▶ [Short exercise] Repeat the records below exactly.

▶ [Extracted information]
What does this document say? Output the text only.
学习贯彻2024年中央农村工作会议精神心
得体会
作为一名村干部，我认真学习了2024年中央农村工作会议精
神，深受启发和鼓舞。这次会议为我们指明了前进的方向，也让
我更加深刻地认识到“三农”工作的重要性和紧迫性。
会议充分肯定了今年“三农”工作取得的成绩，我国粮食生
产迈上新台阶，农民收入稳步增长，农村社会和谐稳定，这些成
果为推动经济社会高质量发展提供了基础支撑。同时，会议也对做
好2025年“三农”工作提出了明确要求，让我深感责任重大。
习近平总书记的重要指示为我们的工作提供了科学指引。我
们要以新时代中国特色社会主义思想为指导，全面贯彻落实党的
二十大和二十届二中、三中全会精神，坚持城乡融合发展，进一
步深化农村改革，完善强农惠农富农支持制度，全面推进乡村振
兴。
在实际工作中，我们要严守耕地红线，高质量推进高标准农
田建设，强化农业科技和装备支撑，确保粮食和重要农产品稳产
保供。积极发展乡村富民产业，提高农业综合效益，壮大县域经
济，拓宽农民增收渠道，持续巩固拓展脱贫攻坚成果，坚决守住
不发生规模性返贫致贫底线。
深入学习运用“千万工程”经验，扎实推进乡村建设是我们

▶ [Exercise answer]
What does this document say? Output the text only.
学习贯彻2024年中央农村工作会议精神心
得体会
作为一名村干部，我认真学习了2024年中央农村工作会议精
神，深受启发和鼓舞。这次会议为我们指明了前进的方向，也让
我更加深刻地认识到“三农”工作的重要性和紧迫性。
会议充分肯定了今年“三农”工作取得的成绩，我国粮食生
产迈上新台阶，农民收入稳步增长，农村社会和谐稳定，这些成
果为推动经济社会高质量发展提供了基础支撑。同时，会议也对做
好2025年“三农”工作提出了明确要求，让我深感责任重大。
习近平总书记的重要指示为我们的工作提供了科学指引。我
们要以新时代中国特色社会主义思想为指导，全面贯彻落实党的
二十大和二十届二中、三中全会精神，坚持城乡融合发展，进一
步深化农村改革，完善强农惠农富农支持制度，全面推进乡村振
兴。
在实际工作中，我们要严守耕地红线，高质量推进高标准农
田建设，强化农业科技和装备支撑，确保粮食和重要农产品稳产
保供。积极发展乡村富民产业，提高农业综合效益，壮大县域经
济，拓宽农民增收渠道，持续巩固拓展脱贫攻坚成果，坚决守住
不发生规模性返贫致贫底线。
深入学习运用“千万工程”经验，扎实推进乡村建设是我们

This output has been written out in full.